**待做任务**
根据下面的所给文本回答：
(a) 文中说很容易想到哪种方法，但数据范围不允许？
(b) 按文中做法，每个查询要分成几个点放入扫描数组？
(c) 结构体 star 的成员 pos，注释说它用来做什么？

**所给文本**
偏序专题
https://www.luogu.com.cn/problem/P2163
很容易想到二维前缀和 但是因为数据范围是不允许的 就和之前校赛的题目一模一样
做这个题目前先看一下这个题目
只要将查询的点分为四个点 放入扫描数组中 再从小到大扫描一遍即可
#include<bits/stdc++.h>
#define reg register
using namespace std;
int n;
int c[2500005];
struct star{
int x,y;
int pos;//pos用来方便统计答案与判定是否为虚点
};
star st[2500005];
int ans[500005][5];
int tot[500005];
int x1_[500005],x2_[500005],y1_[500005],y2_[500005];//不要轻易用x1,x2,y1,y2...
int b[2500005],p;
bool cmp(star x,star y)
{
if(x.x!=y.x)return x.x<y.x;
if(x.y!=y.y)return x.y<y.y;
return x.pos<y.pos;
}
inline void add(int x,int y)
{
for(reg int i=x;i<=n;i+=i&-i)c[i]+=y;
}
inline int ask(int x)
{
int ans=0;
for(reg int i=x;i>=1;i-=i&-i)ans+=c[i];
return ans;
}
inline int lsh(int x)
{
return lower_bound(b+1,b+p+1,x)-b;
}
int main()
{
//printf("%d",sizeof(ans)/1024/1024);
int m;
scanf("%d%d",&n,&m);
if(n==0){
for(reg int i=1;i<=m;i++)printf("0\n");
return 0;
}
if(m==0)
{
return 0;
}
for(reg int i=1;i<=n;i++)scanf("%d%d",&st[i].x,&st[i].y),st[i].pos=0;
for(reg int i=1;i<=m;i++){
scanf("%d%d%d%d",&x1_[i],&y1_[i],&x2_[i],&y2_[i]),st[++n].x=x1_[i]-1,st[n].y=y1_[i]-1,st[n].pos=i;
st[++n].x=x2_[i],st[n].y=y2_[i],st[n].pos=i;
st[++n].x=x2_[i],st[n].y=y1_[i]-1,st[n].pos=i;
st[++n].y=y2_[i],st[n].x=x1_[i]-1,st[n].pos=i;
}
sort(st+1,st+n+1,cmp);
for(reg int i=1;i<=n;i++)b[i]=st[i].y;
sort(b+1,b+n+1);
p=unique(b+1,b+n+1)-(b+1);
for(reg int i=1;i<=n;i++)
{
if(st[i].pos)ans[st[i].pos][++tot[st[i].pos]]=ask(lsh(st[i].y));
//printf("%d\n",ask(lsh(st[i].y)));
else if(st[i].pos==0)add(lsh(st[i].y),1);
//printf("st[i].y=%d,ask(st[i].y)=%d\n",lsh(st[i].y),ask(st[i].y));
}
for(reg int i=1;i<=m;i++)

**数据**
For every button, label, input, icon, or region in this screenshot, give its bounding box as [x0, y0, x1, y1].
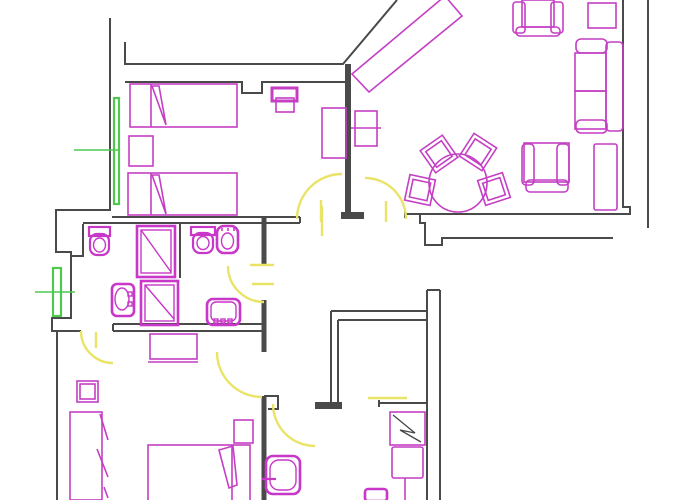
- toilet-door-foot: [315, 402, 342, 409]
- floor-plan-image: [0, 0, 692, 500]
- floor-plan-page: [0, 0, 692, 500]
- hall-divider-foot: [341, 212, 364, 219]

**参考答案**
(a) 二维前缀和。
(b) 四个点。
(c) 用来方便统计答案，并判定是否为虚点。